Do this: Give all of the lines again, with nothing added or dropped.

* begin Exercise material *

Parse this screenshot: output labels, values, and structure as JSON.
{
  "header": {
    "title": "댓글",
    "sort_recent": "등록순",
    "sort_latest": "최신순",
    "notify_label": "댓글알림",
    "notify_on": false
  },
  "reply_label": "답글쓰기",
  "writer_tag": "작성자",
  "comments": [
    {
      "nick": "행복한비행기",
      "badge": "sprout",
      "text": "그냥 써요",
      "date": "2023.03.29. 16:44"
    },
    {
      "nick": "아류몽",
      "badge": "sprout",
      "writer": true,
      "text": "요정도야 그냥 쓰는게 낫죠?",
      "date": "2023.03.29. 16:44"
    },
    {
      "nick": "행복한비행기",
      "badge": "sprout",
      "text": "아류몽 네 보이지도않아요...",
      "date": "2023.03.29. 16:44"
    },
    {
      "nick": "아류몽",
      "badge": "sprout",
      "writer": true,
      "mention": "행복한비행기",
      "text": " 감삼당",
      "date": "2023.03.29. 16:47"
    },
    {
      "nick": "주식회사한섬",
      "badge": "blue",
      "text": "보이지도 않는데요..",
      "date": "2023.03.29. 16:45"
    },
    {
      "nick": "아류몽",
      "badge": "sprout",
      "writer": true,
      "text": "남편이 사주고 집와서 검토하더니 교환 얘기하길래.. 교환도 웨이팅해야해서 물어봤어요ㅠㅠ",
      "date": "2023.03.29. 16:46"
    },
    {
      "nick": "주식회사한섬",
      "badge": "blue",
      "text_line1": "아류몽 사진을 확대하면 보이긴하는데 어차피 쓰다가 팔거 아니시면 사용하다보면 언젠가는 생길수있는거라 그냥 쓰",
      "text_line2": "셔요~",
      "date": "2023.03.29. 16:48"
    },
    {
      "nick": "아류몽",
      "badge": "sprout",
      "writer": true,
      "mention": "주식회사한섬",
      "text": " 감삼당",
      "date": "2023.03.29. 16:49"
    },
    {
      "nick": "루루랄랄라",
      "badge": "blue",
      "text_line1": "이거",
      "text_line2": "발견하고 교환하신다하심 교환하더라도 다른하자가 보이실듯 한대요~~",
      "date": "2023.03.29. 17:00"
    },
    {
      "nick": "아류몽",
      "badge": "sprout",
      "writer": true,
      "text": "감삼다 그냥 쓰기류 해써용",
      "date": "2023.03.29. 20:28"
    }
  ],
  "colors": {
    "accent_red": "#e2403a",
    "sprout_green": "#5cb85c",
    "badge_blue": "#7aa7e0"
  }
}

* end Exercise material *

Task answer:
Parse this screenshot: output labels, values, and structure as JSON.
{
  "header": {
    "title": "댓글",
    "sort_recent": "등록순",
    "sort_latest": "최신순",
    "notify_label": "댓글알림",
    "notify_on": false
  },
  "reply_label": "답글쓰기",
  "writer_tag": "작성자",
  "comments": [
    {
      "nick": "행복한비행기",
      "badge": "sprout",
      "text": "그냥 써요",
      "date": "2023.03.29. 16:44"
    },
    {
      "nick": "아류몽",
      "badge": "sprout",
      "writer": true,
      "text": "요정도야 그냥 쓰는게 낫죠?",
      "date": "2023.03.29. 16:44"
    },
    {
      "nick": "행복한비행기",
      "badge": "sprout",
      "text": "아류몽 네 보이지도않아요...",
      "date": "2023.03.29. 16:44"
    },
    {
      "nick": "아류몽",
      "badge": "sprout",
      "writer": true,
      "mention": "행복한비행기",
      "text": " 감삼당",
      "date": "2023.03.29. 16:47"
    },
    {
      "nick": "주식회사한섬",
      "badge": "blue",
      "text": "보이지도 않는데요..",
      "date": "2023.03.29. 16:45"
    },
    {
      "nick": "아류몽",
      "badge": "sprout",
      "writer": true,
      "text": "남편이 사주고 집와서 검토하더니 교환 얘기하길래.. 교환도 웨이팅해야해서 물어봤어요ㅠㅠ",
      "date": "2023.03.29. 16:46"
    },
    {
      "nick": "주식회사한섬",
      "badge": "blue",
      "text_line1": "아류몽 사진을 확대하면 보이긴하는데 어차피 쓰다가 팔거 아니시면 사용하다보면 언젠가는 생길수있는거라 그냥 쓰",
      "text_line2": "셔요~",
      "date": "2023.03.29. 16:48"
    },
    {
      "nick": "아류몽",
      "badge": "sprout",
      "writer": true,
      "mention": "주식회사한섬",
      "text": " 감삼당",
      "date": "2023.03.29. 16:49"
    },
    {
      "nick": "루루랄랄라",
      "badge": "blue",
      "text_line1": "이거",
      "text_line2": "발견하고 교환하신다하심 교환하더라도 다른하자가 보이실듯 한대요~~",
      "date": "2023.03.29. 17:00"
    },
    {
      "nick": "아류몽",
      "badge": "sprout",
      "writer": true,
      "text": "감삼다 그냥 쓰기류 해써용",
      "date": "2023.03.29. 20:28"
    }
  ],
  "colors": {
    "accent_red": "#e2403a",
    "sprout_green": "#5cb85c",
    "badge_blue": "#7aa7e0"
  }
}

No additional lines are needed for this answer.